◆ **WORK TO BE COMPLETED**
Copy out every line that contains "Services".

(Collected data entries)
'''

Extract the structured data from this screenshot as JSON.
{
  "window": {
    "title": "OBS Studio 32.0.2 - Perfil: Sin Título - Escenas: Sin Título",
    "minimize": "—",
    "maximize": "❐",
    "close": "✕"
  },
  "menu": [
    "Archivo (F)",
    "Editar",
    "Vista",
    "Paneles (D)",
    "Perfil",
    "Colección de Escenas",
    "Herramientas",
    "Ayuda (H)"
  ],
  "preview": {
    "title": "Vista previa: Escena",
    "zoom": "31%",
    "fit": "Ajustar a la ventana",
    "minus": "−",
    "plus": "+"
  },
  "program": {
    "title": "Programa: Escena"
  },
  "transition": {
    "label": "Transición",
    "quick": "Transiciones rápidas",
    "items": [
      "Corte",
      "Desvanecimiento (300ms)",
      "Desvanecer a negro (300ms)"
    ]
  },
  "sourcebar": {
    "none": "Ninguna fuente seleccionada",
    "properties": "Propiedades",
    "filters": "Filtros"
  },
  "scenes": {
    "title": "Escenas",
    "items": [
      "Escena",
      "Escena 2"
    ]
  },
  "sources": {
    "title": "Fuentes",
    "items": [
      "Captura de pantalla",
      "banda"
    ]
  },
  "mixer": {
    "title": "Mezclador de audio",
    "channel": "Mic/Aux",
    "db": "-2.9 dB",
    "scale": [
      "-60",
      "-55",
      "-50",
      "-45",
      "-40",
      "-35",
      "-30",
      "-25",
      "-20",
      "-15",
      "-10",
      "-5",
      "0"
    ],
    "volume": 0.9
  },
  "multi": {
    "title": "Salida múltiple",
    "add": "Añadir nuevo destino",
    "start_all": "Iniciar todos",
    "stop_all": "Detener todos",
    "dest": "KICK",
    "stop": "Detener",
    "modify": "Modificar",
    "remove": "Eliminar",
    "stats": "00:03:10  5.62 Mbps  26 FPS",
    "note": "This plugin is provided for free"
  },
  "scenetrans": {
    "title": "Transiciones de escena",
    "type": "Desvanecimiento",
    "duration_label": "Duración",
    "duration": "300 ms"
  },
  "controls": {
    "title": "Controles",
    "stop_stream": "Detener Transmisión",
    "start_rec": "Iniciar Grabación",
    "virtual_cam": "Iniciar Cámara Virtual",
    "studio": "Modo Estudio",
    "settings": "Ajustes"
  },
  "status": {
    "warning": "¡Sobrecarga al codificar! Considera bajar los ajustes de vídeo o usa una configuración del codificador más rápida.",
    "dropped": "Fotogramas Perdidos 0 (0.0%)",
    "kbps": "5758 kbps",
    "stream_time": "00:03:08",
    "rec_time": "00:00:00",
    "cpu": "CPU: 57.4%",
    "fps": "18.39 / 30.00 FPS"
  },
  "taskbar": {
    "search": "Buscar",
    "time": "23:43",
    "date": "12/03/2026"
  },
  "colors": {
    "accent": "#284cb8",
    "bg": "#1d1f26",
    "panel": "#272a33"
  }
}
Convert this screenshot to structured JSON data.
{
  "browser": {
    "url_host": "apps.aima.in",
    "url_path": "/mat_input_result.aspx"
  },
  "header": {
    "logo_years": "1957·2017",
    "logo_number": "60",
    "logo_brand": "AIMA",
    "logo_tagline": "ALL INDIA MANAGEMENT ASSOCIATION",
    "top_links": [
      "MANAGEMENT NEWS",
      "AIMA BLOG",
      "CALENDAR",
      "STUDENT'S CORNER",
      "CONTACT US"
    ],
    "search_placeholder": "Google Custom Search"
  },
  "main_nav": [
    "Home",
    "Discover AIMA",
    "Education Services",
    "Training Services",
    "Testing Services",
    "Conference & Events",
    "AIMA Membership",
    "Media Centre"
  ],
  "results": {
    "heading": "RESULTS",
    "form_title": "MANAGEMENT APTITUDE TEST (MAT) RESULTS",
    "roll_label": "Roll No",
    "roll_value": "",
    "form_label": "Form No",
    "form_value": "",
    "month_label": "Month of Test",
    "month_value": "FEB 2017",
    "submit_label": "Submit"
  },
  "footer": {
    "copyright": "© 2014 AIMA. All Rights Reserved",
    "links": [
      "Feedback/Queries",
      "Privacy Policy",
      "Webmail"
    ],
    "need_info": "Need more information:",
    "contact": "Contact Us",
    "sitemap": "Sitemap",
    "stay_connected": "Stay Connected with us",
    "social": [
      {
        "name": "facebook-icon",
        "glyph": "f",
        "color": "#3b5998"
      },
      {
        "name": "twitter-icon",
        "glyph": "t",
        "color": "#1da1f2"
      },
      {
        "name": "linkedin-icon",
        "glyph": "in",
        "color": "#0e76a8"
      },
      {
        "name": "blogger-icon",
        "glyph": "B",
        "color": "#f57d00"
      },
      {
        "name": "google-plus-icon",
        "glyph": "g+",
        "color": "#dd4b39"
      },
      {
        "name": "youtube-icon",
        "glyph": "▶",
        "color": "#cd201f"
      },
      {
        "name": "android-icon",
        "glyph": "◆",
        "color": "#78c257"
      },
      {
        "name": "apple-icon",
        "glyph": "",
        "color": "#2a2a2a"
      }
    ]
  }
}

'''

◆ **THE RESULT**
    "Education Services",
    "Training Services",
    "Testing Services",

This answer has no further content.